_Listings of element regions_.
· · ·
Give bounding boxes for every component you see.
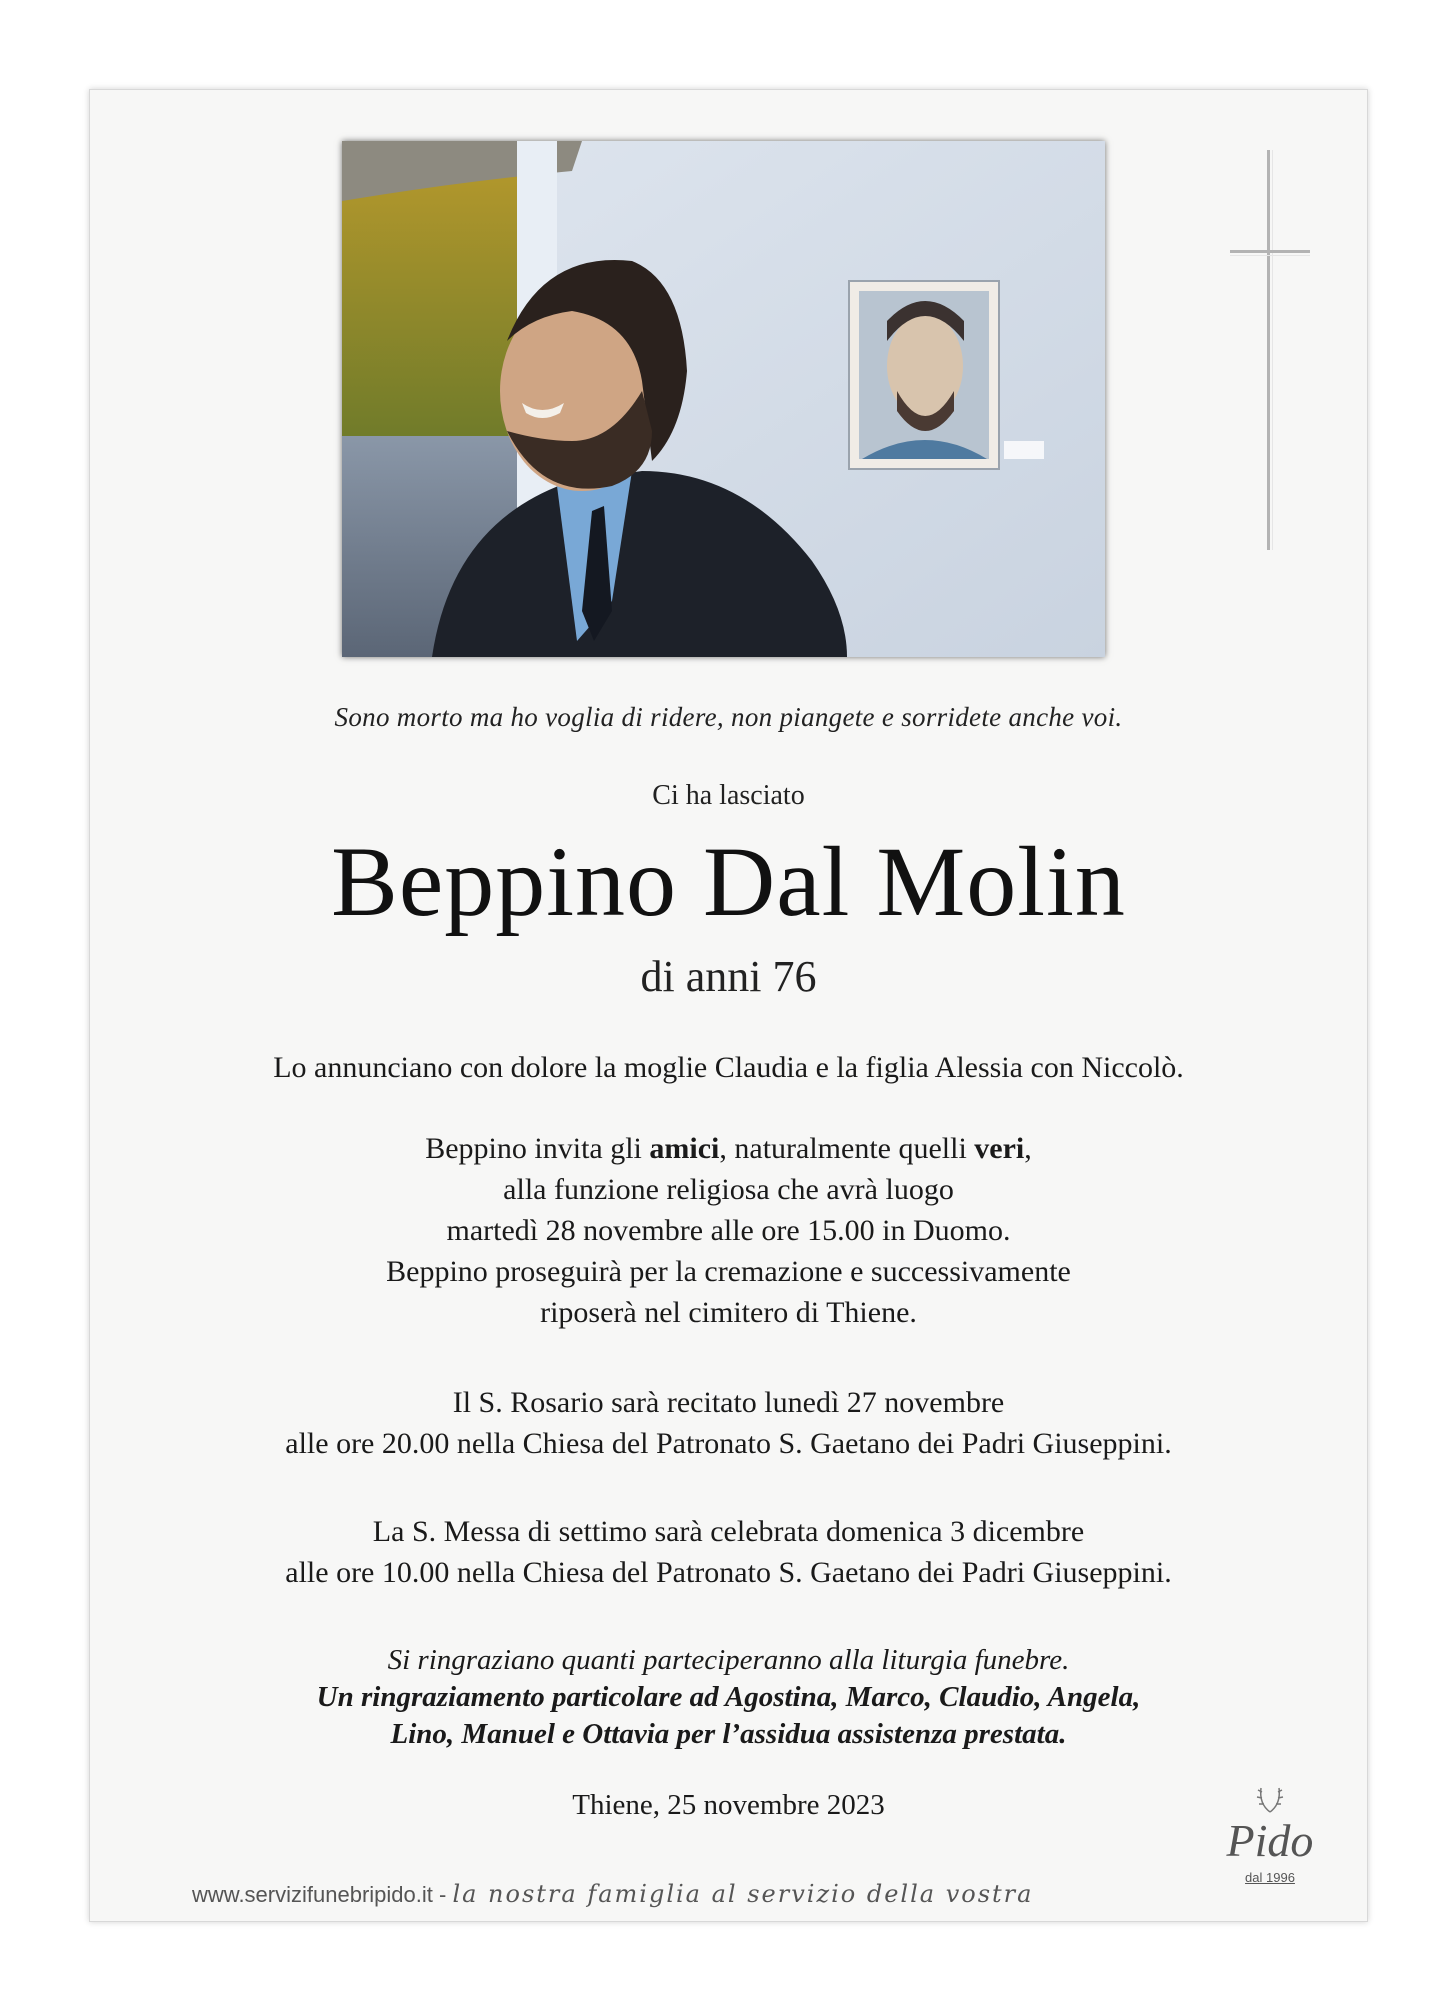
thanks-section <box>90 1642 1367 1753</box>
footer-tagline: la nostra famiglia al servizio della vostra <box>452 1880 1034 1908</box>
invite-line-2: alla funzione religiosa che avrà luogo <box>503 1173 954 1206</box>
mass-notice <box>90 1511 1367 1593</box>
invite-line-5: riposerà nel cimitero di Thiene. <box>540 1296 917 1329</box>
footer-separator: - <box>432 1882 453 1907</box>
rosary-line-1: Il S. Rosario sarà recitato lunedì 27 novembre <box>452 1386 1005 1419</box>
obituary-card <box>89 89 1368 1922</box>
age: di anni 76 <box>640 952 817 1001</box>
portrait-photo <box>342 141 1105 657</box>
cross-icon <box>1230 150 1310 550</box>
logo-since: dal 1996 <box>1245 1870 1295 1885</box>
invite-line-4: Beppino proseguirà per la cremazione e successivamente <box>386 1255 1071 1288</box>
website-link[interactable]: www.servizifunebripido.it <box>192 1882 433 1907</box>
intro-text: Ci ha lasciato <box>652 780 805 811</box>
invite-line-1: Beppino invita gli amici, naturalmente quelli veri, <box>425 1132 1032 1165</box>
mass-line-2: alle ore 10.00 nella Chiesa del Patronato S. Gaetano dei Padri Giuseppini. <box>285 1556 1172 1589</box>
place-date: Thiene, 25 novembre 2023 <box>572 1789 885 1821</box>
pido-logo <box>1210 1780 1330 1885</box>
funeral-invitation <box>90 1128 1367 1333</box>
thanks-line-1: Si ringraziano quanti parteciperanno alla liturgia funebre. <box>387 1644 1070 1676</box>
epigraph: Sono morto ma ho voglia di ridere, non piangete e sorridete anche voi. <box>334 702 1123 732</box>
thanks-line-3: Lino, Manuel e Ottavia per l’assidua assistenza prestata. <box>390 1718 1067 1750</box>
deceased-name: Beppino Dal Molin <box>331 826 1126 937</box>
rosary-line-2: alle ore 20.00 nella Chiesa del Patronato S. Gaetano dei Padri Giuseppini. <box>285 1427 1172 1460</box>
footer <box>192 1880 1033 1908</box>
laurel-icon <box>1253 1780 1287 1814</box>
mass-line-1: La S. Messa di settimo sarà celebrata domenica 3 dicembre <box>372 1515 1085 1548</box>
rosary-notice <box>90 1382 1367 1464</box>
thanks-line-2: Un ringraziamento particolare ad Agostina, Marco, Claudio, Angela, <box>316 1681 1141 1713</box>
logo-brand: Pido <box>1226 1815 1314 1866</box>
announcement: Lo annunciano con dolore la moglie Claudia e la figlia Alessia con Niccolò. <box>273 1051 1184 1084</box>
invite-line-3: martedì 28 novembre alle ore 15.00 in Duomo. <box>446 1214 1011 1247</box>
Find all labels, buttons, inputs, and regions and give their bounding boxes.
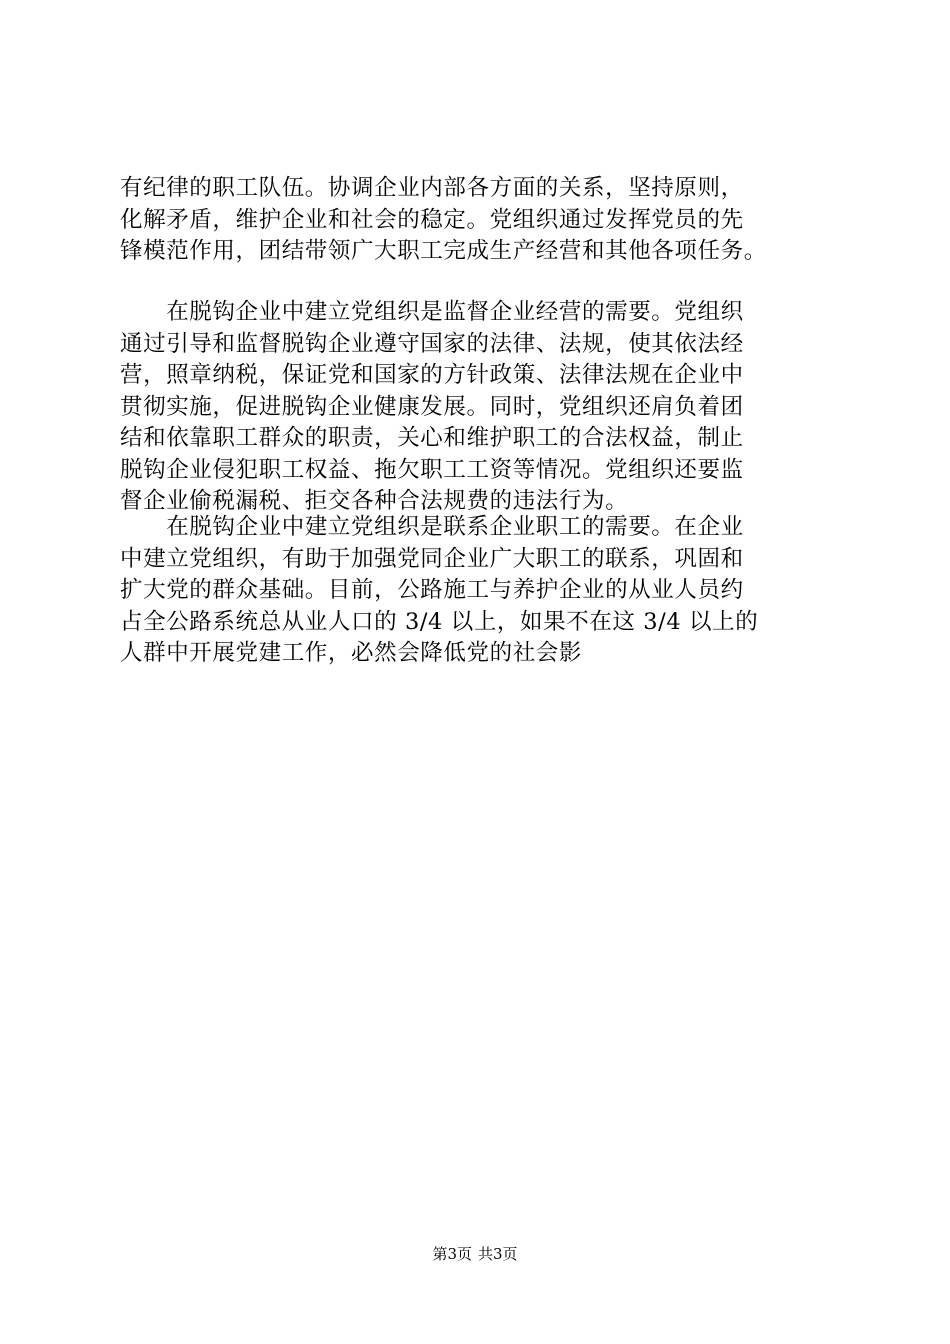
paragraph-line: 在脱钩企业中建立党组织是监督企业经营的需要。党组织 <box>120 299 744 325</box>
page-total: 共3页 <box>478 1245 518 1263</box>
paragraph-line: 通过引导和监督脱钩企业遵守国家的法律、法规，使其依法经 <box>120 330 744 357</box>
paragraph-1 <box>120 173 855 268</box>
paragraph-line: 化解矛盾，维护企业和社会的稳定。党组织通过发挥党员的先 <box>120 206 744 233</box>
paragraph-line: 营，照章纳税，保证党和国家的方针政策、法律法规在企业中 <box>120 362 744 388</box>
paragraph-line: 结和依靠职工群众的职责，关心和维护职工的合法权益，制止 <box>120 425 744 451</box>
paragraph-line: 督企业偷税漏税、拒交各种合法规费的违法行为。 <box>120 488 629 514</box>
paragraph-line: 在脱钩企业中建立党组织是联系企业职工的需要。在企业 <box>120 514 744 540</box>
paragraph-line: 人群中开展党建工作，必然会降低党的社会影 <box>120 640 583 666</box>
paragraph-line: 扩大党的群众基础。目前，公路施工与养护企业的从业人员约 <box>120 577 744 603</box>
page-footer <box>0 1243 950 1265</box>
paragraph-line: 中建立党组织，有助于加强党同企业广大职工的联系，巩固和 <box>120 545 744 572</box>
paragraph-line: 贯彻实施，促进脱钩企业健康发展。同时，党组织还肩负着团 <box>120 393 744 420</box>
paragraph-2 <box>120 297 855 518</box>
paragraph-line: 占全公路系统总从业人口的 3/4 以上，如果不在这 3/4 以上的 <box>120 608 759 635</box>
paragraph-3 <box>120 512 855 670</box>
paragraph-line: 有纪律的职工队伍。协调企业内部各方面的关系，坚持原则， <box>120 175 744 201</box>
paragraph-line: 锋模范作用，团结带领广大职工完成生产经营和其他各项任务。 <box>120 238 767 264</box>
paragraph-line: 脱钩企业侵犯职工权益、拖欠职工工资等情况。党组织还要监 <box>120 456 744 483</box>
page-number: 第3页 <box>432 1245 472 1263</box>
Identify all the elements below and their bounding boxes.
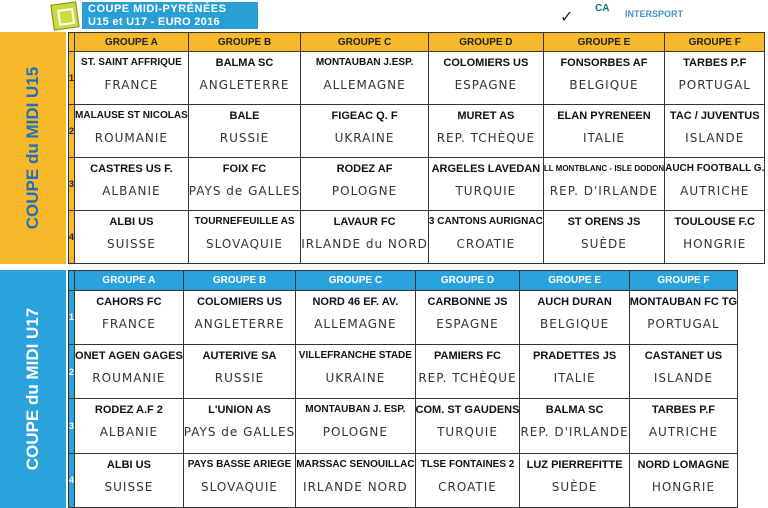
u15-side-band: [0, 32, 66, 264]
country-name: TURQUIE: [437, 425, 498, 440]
· · ·
_Request_. Print every line of the listings above word for word, leaving the pictures out.

_Response below_.
Give bounding boxes for every component you see.
thanks-section <box>90 1642 1367 1753</box>
footer-tagline: la nostra famiglia al servizio della vostra <box>452 1880 1034 1908</box>
invite-line-2: alla funzione religiosa che avrà luogo <box>503 1173 954 1206</box>
mass-notice <box>90 1511 1367 1593</box>
invite-line-5: riposerà nel cimitero di Thiene. <box>540 1296 917 1329</box>
footer-separator: - <box>432 1882 453 1907</box>
rosary-line-1: Il S. Rosario sarà recitato lunedì 27 novembre <box>452 1386 1005 1419</box>
obituary-card <box>89 89 1368 1922</box>
age: di anni 76 <box>640 952 817 1001</box>
portrait-photo <box>342 141 1105 657</box>
cross-icon <box>1230 150 1310 550</box>
logo-since: dal 1996 <box>1245 1870 1295 1885</box>
invite-line-4: Beppino proseguirà per la cremazione e successivamente <box>386 1255 1071 1288</box>
website-link[interactable]: www.servizifunebripido.it <box>192 1882 433 1907</box>
intro-text: Ci ha lasciato <box>652 780 805 811</box>
invite-line-1: Beppino invita gli amici, naturalmente quelli veri, <box>425 1132 1032 1165</box>
mass-line-2: alle ore 10.00 nella Chiesa del Patronato S. Gaetano dei Padri Giuseppini. <box>285 1556 1172 1589</box>
place-date: Thiene, 25 novembre 2023 <box>572 1789 885 1821</box>
pido-logo <box>1210 1780 1330 1885</box>
funeral-invitation <box>90 1128 1367 1333</box>
thanks-line-1: Si ringraziano quanti parteciperanno alla liturgia funebre. <box>387 1644 1070 1676</box>
epigraph: Sono morto ma ho voglia di ridere, non piangete e sorridete anche voi. <box>334 702 1123 732</box>
thanks-line-3: Lino, Manuel e Ottavia per l’assidua assistenza prestata. <box>390 1718 1067 1750</box>
deceased-name: Beppino Dal Molin <box>331 826 1126 937</box>
rosary-line-2: alle ore 20.00 nella Chiesa del Patronato S. Gaetano dei Padri Giuseppini. <box>285 1427 1172 1460</box>
footer <box>192 1880 1033 1908</box>
laurel-icon <box>1253 1780 1287 1814</box>
mass-line-1: La S. Messa di settimo sarà celebrata domenica 3 dicembre <box>372 1515 1085 1548</box>
rosary-notice <box>90 1382 1367 1464</box>
thanks-line-2: Un ringraziamento particolare ad Agostina, Marco, Claudio, Angela, <box>316 1681 1141 1713</box>
logo-brand: Pido <box>1226 1815 1314 1866</box>
announcement: Lo annunciano con dolore la moglie Claudia e la figlia Alessia con Niccolò. <box>273 1051 1184 1084</box>
invite-line-3: martedì 28 novembre alle ore 15.00 in Duomo. <box>446 1214 1011 1247</box>
Find all labels, buttons, inputs, and regions and give their bounding boxes.
paragraph-line: 在脱钩企业中建立党组织是监督企业经营的需要。党组织 <box>120 299 744 325</box>
page-total: 共3页 <box>478 1245 518 1263</box>
paragraph-line: 通过引导和监督脱钩企业遵守国家的法律、法规，使其依法经 <box>120 330 744 357</box>
paragraph-1 <box>120 173 855 268</box>
paragraph-line: 化解矛盾，维护企业和社会的稳定。党组织通过发挥党员的先 <box>120 206 744 233</box>
paragraph-line: 营，照章纳税，保证党和国家的方针政策、法律法规在企业中 <box>120 362 744 388</box>
paragraph-line: 结和依靠职工群众的职责，关心和维护职工的合法权益，制止 <box>120 425 744 451</box>
paragraph-line: 督企业偷税漏税、拒交各种合法规费的违法行为。 <box>120 488 629 514</box>
paragraph-line: 在脱钩企业中建立党组织是联系企业职工的需要。在企业 <box>120 514 744 540</box>
paragraph-line: 人群中开展党建工作，必然会降低党的社会影 <box>120 640 583 666</box>
paragraph-line: 扩大党的群众基础。目前，公路施工与养护企业的从业人员约 <box>120 577 744 603</box>
page-footer <box>0 1243 950 1265</box>
paragraph-line: 中建立党组织，有助于加强党同企业广大职工的联系，巩固和 <box>120 545 744 572</box>
paragraph-line: 贯彻实施，促进脱钩企业健康发展。同时，党组织还肩负着团 <box>120 393 744 420</box>
paragraph-2 <box>120 297 855 518</box>
paragraph-line: 占全公路系统总从业人口的 3/4 以上，如果不在这 3/4 以上的 <box>120 608 759 635</box>
paragraph-3 <box>120 512 855 670</box>
paragraph-line: 有纪律的职工队伍。协调企业内部各方面的关系，坚持原则， <box>120 175 744 201</box>
paragraph-line: 锋模范作用，团结带领广大职工完成生产经营和其他各项任务。 <box>120 238 767 264</box>
paragraph-line: 脱钩企业侵犯职工权益、拖欠职工工资等情况。党组织还要监 <box>120 456 744 483</box>
page-number: 第3页 <box>432 1245 472 1263</box>
Identify all the elements below and their bounding boxes.
u15-side-band: [0, 32, 66, 264]
country-name: TURQUIE: [437, 425, 498, 440]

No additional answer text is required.